[Stored items from a collection]
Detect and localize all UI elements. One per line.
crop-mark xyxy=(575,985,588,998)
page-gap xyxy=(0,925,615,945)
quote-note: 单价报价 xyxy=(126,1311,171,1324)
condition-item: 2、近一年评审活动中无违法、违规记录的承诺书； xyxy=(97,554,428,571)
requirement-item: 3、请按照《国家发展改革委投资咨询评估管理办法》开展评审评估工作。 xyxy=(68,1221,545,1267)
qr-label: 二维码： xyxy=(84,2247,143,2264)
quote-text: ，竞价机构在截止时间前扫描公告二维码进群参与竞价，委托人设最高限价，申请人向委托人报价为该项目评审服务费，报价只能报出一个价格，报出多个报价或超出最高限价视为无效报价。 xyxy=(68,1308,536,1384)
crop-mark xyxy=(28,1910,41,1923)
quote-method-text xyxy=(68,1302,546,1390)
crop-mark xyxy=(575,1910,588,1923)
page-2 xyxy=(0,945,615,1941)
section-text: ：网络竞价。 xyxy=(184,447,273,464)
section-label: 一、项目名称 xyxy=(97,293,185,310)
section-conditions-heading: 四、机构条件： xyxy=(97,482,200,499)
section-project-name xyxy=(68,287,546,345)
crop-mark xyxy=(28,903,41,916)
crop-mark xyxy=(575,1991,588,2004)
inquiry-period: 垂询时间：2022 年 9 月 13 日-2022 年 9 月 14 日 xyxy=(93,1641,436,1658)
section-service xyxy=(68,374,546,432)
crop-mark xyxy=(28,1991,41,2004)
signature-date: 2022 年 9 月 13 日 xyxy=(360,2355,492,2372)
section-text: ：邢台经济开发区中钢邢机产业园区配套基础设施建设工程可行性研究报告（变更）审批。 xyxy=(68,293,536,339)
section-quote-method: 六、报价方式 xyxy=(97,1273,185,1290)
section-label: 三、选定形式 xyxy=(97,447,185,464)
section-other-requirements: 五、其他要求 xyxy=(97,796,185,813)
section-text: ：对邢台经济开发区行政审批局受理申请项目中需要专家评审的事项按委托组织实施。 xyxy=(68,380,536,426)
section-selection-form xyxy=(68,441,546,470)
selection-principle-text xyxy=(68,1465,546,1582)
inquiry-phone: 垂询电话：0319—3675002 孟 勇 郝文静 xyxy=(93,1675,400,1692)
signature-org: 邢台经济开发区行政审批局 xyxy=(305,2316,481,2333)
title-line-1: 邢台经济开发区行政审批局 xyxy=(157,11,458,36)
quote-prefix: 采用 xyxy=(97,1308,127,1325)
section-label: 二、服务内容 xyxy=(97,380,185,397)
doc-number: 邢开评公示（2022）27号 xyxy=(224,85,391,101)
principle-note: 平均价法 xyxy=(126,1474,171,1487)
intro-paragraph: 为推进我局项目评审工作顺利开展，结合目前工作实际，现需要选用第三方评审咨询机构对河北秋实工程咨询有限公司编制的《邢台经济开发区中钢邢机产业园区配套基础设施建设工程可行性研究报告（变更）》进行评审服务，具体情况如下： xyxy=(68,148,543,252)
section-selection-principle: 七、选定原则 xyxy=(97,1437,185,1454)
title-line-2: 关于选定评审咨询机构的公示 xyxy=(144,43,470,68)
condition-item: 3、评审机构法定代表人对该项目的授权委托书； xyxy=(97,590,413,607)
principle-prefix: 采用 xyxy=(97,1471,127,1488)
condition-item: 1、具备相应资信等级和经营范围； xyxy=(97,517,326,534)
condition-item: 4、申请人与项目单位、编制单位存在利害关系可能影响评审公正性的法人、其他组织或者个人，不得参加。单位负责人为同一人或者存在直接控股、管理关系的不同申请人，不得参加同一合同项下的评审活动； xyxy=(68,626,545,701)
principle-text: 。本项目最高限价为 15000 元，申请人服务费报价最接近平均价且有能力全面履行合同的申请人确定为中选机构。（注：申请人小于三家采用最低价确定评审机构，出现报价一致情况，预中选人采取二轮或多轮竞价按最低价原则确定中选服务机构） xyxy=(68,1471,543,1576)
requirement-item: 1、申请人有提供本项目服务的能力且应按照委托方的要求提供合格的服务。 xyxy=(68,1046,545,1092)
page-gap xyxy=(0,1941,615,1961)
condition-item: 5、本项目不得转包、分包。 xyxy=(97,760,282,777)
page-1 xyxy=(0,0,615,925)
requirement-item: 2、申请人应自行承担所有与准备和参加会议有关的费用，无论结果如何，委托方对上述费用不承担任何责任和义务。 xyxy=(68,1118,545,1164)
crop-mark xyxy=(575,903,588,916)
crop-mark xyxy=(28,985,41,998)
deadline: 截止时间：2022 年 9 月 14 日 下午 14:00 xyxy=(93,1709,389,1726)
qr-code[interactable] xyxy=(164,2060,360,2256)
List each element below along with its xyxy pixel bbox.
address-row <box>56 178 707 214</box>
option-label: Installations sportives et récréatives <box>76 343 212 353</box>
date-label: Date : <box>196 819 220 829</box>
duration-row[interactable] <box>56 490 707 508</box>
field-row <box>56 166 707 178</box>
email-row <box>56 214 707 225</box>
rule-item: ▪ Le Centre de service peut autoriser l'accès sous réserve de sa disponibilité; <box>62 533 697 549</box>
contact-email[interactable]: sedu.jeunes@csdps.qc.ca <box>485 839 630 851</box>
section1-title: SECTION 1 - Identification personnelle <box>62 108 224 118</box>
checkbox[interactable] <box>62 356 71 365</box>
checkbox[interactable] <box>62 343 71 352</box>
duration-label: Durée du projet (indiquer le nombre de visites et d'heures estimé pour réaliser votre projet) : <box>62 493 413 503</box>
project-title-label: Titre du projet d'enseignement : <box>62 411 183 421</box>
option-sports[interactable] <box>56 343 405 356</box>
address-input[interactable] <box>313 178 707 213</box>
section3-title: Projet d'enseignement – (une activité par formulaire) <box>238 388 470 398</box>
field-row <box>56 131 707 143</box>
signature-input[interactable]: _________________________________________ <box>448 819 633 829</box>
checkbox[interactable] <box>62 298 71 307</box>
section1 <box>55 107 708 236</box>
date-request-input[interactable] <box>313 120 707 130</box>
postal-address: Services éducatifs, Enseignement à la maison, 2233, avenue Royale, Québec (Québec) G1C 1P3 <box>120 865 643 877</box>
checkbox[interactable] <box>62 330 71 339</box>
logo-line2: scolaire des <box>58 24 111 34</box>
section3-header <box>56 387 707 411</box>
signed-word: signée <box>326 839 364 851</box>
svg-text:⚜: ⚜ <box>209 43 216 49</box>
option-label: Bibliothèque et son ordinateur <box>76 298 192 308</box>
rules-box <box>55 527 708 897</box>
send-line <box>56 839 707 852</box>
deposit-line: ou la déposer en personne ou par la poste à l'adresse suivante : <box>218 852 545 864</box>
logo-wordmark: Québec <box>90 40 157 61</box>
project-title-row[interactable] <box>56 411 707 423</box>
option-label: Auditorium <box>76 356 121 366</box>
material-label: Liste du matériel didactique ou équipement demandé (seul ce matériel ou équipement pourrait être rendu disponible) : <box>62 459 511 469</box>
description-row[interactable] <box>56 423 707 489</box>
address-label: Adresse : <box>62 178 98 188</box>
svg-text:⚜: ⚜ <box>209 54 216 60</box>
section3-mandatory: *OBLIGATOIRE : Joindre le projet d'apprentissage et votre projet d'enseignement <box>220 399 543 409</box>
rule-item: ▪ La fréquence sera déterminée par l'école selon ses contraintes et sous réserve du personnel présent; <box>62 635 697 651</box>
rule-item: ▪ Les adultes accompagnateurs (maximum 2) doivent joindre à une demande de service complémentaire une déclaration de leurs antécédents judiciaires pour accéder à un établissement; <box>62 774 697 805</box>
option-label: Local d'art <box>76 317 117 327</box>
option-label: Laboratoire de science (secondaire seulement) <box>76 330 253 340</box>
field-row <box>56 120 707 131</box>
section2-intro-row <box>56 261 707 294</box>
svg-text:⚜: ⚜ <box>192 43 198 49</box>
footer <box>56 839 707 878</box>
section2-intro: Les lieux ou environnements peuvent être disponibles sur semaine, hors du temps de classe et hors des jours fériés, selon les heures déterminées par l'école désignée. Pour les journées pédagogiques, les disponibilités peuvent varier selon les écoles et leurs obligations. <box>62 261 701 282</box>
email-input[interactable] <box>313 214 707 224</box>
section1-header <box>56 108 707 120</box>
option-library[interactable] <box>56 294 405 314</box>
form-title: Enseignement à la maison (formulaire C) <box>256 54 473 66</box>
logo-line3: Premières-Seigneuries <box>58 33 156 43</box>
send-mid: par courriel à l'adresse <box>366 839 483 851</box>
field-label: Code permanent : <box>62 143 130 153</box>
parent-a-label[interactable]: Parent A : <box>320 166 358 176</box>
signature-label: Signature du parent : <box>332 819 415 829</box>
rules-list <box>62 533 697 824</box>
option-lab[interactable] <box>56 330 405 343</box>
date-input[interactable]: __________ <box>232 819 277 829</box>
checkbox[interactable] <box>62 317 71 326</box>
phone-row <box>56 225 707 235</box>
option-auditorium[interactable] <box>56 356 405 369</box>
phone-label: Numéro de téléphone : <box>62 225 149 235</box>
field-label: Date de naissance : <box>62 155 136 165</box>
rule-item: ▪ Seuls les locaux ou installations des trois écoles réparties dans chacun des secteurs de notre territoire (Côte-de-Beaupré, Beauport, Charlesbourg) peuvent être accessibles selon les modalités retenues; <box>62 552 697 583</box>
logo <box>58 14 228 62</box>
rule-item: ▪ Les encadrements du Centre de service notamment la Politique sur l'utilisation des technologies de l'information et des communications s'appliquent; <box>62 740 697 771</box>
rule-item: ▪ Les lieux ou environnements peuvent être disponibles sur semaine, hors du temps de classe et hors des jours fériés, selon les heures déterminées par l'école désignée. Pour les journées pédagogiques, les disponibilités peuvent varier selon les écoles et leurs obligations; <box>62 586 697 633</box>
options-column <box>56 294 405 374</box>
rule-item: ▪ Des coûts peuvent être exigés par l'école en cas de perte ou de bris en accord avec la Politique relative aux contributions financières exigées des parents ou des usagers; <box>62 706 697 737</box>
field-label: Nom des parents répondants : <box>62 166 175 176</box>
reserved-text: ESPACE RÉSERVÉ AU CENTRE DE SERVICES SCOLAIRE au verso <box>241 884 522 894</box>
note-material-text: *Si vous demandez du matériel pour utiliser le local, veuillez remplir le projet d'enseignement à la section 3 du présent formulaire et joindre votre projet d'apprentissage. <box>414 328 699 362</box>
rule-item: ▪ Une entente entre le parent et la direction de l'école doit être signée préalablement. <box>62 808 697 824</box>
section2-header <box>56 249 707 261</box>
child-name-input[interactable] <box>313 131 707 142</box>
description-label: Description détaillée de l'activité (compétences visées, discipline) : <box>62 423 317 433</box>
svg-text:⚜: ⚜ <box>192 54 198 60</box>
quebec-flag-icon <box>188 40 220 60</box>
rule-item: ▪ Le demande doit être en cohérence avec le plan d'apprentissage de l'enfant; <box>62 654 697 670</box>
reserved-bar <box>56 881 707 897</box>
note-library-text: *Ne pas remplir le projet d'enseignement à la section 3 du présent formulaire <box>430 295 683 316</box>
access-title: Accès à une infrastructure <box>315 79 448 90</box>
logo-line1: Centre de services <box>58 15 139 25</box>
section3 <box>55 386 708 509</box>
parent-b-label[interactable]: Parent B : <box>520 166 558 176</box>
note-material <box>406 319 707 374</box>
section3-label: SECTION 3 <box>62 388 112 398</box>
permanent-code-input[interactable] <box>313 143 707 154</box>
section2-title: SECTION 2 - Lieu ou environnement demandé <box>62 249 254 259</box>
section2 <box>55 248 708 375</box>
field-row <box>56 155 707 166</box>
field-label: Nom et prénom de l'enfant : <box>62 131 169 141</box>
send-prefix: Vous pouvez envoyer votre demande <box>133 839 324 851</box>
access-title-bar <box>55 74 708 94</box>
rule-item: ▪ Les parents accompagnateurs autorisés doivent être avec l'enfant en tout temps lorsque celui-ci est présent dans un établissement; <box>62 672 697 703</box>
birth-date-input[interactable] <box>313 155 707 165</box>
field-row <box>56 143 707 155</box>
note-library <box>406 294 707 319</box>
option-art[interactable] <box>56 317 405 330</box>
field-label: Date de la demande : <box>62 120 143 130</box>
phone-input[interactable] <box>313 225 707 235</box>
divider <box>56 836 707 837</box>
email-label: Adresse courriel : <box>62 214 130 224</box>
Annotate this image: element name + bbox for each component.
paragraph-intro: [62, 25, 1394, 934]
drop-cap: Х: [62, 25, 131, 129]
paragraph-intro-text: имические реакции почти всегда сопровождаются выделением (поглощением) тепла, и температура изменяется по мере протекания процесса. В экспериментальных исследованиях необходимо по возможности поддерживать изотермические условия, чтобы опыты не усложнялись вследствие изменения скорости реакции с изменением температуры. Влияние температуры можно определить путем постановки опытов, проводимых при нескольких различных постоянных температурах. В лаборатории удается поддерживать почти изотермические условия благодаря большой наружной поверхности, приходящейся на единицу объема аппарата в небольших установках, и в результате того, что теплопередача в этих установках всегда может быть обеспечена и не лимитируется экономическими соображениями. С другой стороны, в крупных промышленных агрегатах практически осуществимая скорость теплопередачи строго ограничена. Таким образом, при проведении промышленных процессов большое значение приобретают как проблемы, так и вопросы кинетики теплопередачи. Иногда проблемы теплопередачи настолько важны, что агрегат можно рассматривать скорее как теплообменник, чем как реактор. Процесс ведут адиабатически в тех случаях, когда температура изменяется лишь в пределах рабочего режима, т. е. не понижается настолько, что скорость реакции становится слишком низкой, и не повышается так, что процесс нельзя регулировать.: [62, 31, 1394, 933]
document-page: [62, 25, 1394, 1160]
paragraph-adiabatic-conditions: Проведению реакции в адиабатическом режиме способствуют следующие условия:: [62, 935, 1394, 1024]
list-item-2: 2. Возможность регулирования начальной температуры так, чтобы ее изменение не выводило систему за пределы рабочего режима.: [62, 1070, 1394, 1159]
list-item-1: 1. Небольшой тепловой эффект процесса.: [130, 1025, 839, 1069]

# TASK TO COMPLETE
Render everything from the first line down to the line containing "crop-mark xyxy=(575,1910,588,1923)", both included, as a JSON list of strings with one string per line, leaving out any blank lines.

# EXPECTED ANSWER
[
  "Detect and localize all UI elements. One per line.",
  "crop-mark xyxy=(575,985,588,998)",
  "page-gap xyxy=(0,925,615,945)",
  "quote-note: 单价报价 xyxy=(126,1311,171,1324)",
  "condition-item: 2、近一年评审活动中无违法、违规记录的承诺书； xyxy=(97,554,428,571)",
  "requirement-item: 3、请按照《国家发展改革委投资咨询评估管理办法》开展评审评估工作。 xyxy=(68,1221,545,1267)",
  "qr-label: 二维码： xyxy=(84,2247,143,2264)",
  "quote-text: ，竞价机构在截止时间前扫描公告二维码进群参与竞价，委托人设最高限价，申请人向委托人报价为该项目评审服务费，报价只能报出一个价格，报出多个报价或超出最高限价视为无效报价。 xyxy=(68,1308,536,1384)",
  "crop-mark xyxy=(28,1910,41,1923)",
  "quote-method-text xyxy=(68,1302,546,1390)",
  "crop-mark xyxy=(575,1910,588,1923)"
]